The improbable hero of inequality is Thomas Piketty. Nobody could predict the superstar status of a French economist, who writes difficult, bulky books, full of statistics . The fact that this man on his own has influenced so much of the debate about inequality demonstrates that first, many people consider this an important topic, second that an overwhelming majority agrees with him that governments should take actions to decrease inequality. His fame is a sign of the times.

The core of Piketty’s work, as I understand it, is that it is a systemic feature of capitalism that capital income is extremely concentrated and is received mostly by the rich. Moreover, the increase in their capital overtakes the increase in their income, and they gradually become more capital-rich. Richer countries thus will ‘naturally’ tend to be more unequal. Branko Milanovic, an expert in inequality, adds that high concentrations of capital income exist in all Western countries and that the US and the UK are no outliers. Contrary to what many might expect, inequality in China even significantly exceeds US inequality, approaching levels in Latin America.

Inequality in income and wealth has been rising worldwide over the past decades.  “Between 2000 and 2018, average wages grew just 0.7 percent per year across 22 countries, (…) less than half the average annual GDP growth of 1.6 percent during the same period,” according to the McKinsey-report The new social contract in the 21st century. Especially the top 1 percent is incredibly rich. Eight individuals own the same wealth as the poorest 3.6 bln people on our planet, according to the NGO Oxfam Novib.

Inequality is an issue that divides societies and that is why it is a problem. People at the bottom of the pyramid suffer from lower mental health, higher stress, more depression, and higher drug and alcohol abuse, resulting in earlier deaths, up to seven years earlier compared to people in richer neighborhoods in the same cities. They experience a declining sense of grip on their surroundings, due to the complexity of society, a distance to policymaking and rising fixed monthly charges. Less grip gives the sensation that anything can go wrong at any moment. Middle incomes can get by on their job earnings, also because goods and services have become cheaper thanks to globalization. But they face a deteriorating capacity to save and they have to spend an ever larger proportion of their incomes on basic necessities such as housing, healthcare, and education. “Coupled with wage stagnation effects, this is eroding the welfare of the bottom three quintiles of the population by income level (roughly 500 million people in 22 countries),” according to the McKinsey-report I just mentioned. Moreover, the wealth that middle classes do possess is not diversified – most of it is in housing – and is highly leveraged. The McKinsey-report adds that inequallity hits younger people harder. “The young have difficulty obtaining well-paid, high-quality jobs and also have a harder time climbing on the housing ladder, with much lower wealth than their peers two decades ago.”

Branko Milanovic, a left-leaning Serbian-American scholar who used to work for the World Bank,  points to three other factors that deepen economic inequality:

  1. Greater homogamy, meaning that people of the same or similar education status and income level marry each other. Both spouses are well educated, from the same social class, they read the same novels and newspapers, dress the same, have the same preferences about restaurants, hiking, places to live, cars to drive and people to see. Assortative mating accounted for about one-third of the inequality increase in the US between 1967 and 2007 and on average 11 percent between the early 1980s and early 2000s in the OECD.

════

Problem set:
**1.** From the passage on inequality, return the text starting with "The core of" and going on through "in Latin America.".
**2.** List everything the passage on inequality says people at the bottom of the pyramid suffer from.

Supplied data:
════

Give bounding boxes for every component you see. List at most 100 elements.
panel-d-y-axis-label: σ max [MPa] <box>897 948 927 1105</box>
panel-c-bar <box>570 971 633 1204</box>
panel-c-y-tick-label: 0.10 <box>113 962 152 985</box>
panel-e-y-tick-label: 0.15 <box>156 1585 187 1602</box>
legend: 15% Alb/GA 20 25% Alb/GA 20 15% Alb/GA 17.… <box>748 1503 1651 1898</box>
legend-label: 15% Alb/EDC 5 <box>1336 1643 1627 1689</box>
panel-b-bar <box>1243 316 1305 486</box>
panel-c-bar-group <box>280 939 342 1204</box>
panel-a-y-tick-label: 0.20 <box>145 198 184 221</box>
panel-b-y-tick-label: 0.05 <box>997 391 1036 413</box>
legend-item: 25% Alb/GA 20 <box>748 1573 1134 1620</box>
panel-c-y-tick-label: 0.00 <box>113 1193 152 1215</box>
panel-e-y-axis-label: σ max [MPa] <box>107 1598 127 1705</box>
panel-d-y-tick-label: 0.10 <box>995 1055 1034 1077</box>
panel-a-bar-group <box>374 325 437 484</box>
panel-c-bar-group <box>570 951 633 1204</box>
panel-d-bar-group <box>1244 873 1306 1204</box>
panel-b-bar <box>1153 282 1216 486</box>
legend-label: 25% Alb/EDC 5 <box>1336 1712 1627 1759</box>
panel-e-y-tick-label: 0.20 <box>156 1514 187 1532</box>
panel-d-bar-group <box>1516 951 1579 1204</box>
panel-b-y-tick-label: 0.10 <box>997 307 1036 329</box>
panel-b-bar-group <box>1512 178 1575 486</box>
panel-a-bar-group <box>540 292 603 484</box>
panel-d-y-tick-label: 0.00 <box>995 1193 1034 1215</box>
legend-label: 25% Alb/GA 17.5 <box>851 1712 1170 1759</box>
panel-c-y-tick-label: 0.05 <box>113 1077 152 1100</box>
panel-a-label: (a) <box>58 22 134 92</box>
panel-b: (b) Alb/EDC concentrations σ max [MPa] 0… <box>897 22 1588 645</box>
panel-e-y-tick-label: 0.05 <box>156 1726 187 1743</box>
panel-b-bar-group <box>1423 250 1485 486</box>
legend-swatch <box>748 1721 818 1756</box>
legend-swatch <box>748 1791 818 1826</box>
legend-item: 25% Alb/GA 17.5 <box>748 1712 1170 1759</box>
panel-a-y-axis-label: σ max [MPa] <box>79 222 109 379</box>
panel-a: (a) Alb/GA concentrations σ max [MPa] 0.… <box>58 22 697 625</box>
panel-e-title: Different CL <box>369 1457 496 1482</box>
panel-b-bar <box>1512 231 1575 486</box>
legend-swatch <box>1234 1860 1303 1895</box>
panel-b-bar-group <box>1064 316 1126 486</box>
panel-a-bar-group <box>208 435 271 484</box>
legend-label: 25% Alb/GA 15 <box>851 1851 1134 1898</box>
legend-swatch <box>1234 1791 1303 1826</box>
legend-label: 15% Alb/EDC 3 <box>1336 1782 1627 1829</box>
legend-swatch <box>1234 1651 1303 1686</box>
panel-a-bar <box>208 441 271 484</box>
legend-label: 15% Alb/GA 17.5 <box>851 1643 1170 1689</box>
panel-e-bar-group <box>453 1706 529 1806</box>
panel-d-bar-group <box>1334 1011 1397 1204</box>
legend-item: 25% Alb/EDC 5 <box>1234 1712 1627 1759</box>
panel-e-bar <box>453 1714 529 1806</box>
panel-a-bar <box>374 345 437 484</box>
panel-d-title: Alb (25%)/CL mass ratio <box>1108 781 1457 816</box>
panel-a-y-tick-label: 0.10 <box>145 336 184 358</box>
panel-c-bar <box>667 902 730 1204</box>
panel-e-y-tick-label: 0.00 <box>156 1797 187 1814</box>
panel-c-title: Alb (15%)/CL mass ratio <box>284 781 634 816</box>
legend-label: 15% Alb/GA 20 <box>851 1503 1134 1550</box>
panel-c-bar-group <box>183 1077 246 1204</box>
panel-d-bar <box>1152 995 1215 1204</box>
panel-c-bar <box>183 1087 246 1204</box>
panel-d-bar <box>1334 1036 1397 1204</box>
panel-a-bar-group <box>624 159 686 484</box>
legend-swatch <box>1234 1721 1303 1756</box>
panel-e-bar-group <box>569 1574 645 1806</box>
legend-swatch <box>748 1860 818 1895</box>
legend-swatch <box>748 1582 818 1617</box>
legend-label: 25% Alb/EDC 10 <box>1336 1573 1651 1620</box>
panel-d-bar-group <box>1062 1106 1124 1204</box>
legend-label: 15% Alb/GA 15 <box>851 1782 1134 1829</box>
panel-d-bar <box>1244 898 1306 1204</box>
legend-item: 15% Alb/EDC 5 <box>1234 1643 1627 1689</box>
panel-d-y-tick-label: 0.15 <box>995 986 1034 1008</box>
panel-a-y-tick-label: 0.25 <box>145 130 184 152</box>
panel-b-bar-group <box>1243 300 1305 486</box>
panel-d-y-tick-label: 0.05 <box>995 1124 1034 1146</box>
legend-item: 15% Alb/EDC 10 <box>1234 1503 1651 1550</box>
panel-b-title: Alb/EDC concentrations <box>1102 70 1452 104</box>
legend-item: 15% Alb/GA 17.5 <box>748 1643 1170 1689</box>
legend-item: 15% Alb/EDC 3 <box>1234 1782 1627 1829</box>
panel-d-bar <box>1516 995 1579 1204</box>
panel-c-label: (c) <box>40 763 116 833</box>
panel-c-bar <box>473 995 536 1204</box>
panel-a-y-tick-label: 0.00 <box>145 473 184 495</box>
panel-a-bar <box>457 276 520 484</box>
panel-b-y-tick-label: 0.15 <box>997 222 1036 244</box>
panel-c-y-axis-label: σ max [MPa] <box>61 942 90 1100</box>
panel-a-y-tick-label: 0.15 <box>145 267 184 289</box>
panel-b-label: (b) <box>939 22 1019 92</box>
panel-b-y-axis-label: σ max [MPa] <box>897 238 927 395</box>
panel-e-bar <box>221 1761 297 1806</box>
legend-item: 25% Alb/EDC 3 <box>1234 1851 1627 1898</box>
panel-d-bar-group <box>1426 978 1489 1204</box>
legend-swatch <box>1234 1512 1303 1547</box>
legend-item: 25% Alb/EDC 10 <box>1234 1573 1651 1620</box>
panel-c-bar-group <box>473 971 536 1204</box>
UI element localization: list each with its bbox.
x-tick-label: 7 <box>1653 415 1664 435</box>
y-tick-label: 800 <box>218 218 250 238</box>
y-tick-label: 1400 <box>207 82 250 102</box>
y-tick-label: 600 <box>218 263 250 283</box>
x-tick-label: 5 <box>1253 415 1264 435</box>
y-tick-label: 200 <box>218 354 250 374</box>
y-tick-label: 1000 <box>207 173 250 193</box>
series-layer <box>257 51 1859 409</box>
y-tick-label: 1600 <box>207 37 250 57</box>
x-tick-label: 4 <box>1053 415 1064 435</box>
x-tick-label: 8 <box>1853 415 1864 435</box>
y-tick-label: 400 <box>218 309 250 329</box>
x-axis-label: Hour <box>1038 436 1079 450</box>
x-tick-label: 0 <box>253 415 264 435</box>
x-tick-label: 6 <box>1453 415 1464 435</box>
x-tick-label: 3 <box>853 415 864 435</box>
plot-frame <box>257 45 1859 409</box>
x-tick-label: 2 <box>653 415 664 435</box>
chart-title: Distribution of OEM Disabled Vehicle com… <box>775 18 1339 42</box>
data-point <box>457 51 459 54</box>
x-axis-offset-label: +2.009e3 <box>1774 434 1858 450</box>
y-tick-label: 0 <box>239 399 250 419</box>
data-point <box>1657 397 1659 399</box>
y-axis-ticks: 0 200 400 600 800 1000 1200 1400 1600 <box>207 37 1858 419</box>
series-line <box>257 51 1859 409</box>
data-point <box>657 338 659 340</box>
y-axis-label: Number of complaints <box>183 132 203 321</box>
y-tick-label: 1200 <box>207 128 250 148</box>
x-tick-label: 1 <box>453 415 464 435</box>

════

Task responses:
**1.**
The core of Piketty’s work, as I understand it, is that it is a systemic feature of capitalism that capital income is extremely concentrated and is received mostly by the rich. Moreover, the increase in their capital overtakes the increase in their income, and they gradually become more capital-rich. Richer countries thus will ‘naturally’ tend to be more unequal. Branko Milanovic, an expert in inequality, adds that high concentrations of capital income exist in all Western countries and that the US and the UK are no outliers. Contrary to what many might expect, inequality in China even significantly exceeds US inequality, approaching levels in Latin America.

**2.**
- Lower mental health
- Higher stress
- More depression
- Higher drug and alcohol abuse